> [What to produce]: Reproduce the following material line for line, changing nothing.

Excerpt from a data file

[START]

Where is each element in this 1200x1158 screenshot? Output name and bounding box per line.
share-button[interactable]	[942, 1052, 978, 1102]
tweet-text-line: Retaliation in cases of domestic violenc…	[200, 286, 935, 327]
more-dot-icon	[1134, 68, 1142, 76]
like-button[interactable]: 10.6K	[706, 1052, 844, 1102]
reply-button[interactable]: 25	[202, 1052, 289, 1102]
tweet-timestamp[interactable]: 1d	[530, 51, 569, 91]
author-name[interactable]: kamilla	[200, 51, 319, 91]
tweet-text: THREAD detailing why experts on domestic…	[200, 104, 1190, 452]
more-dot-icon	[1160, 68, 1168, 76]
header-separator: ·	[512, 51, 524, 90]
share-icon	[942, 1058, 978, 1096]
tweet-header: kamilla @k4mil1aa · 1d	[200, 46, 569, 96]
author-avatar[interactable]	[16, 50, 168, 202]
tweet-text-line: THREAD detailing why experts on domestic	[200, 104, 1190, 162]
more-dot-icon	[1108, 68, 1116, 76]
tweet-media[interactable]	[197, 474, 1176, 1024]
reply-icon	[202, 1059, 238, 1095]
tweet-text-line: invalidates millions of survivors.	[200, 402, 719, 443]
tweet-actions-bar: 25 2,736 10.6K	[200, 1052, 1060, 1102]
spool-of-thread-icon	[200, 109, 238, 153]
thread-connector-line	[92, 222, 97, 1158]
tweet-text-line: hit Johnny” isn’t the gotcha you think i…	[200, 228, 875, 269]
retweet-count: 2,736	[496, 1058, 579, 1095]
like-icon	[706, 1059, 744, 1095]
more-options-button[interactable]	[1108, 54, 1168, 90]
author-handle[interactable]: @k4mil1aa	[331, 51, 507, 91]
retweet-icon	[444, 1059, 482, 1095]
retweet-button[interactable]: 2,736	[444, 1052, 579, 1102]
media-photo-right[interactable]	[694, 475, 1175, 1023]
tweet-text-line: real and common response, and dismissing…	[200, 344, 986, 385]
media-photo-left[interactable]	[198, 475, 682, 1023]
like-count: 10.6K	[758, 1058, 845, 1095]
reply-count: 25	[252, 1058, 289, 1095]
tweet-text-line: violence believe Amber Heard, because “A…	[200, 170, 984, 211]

[END]

> [Reply]:
Where is each element in this 1200x1158 screenshot? Output name and bounding box per line.
share-button[interactable]	[942, 1052, 978, 1102]
tweet-text-line: Retaliation in cases of domestic violenc…	[200, 286, 935, 327]
more-dot-icon	[1134, 68, 1142, 76]
like-button[interactable]: 10.6K	[706, 1052, 844, 1102]
reply-button[interactable]: 25	[202, 1052, 289, 1102]
tweet-timestamp[interactable]: 1d	[530, 51, 569, 91]
author-name[interactable]: kamilla	[200, 51, 319, 91]
tweet-text: THREAD detailing why experts on domestic…	[200, 104, 1190, 452]
more-dot-icon	[1160, 68, 1168, 76]
header-separator: ·	[512, 51, 524, 90]
share-icon	[942, 1058, 978, 1096]
tweet-header: kamilla @k4mil1aa · 1d	[200, 46, 569, 96]
author-avatar[interactable]	[16, 50, 168, 202]
tweet-text-line: THREAD detailing why experts on domestic	[200, 104, 1190, 162]
more-dot-icon	[1108, 68, 1116, 76]
tweet-media[interactable]	[197, 474, 1176, 1024]
reply-icon	[202, 1059, 238, 1095]
tweet-text-line: invalidates millions of survivors.	[200, 402, 719, 443]
tweet-actions-bar: 25 2,736 10.6K	[200, 1052, 1060, 1102]
spool-of-thread-icon	[200, 109, 238, 153]
thread-connector-line	[92, 222, 97, 1158]
tweet-text-line: hit Johnny” isn’t the gotcha you think i…	[200, 228, 875, 269]
retweet-count: 2,736	[496, 1058, 579, 1095]
like-icon	[706, 1059, 744, 1095]
more-options-button[interactable]	[1108, 54, 1168, 90]
author-handle[interactable]: @k4mil1aa	[331, 51, 507, 91]
retweet-icon	[444, 1059, 482, 1095]
retweet-button[interactable]: 2,736	[444, 1052, 579, 1102]
media-photo-right[interactable]	[694, 475, 1175, 1023]
tweet-text-line: real and common response, and dismissing…	[200, 344, 986, 385]
media-photo-left[interactable]	[198, 475, 682, 1023]
like-count: 10.6K	[758, 1058, 845, 1095]
reply-count: 25	[252, 1058, 289, 1095]
tweet-text-line: violence believe Amber Heard, because “A…	[200, 170, 984, 211]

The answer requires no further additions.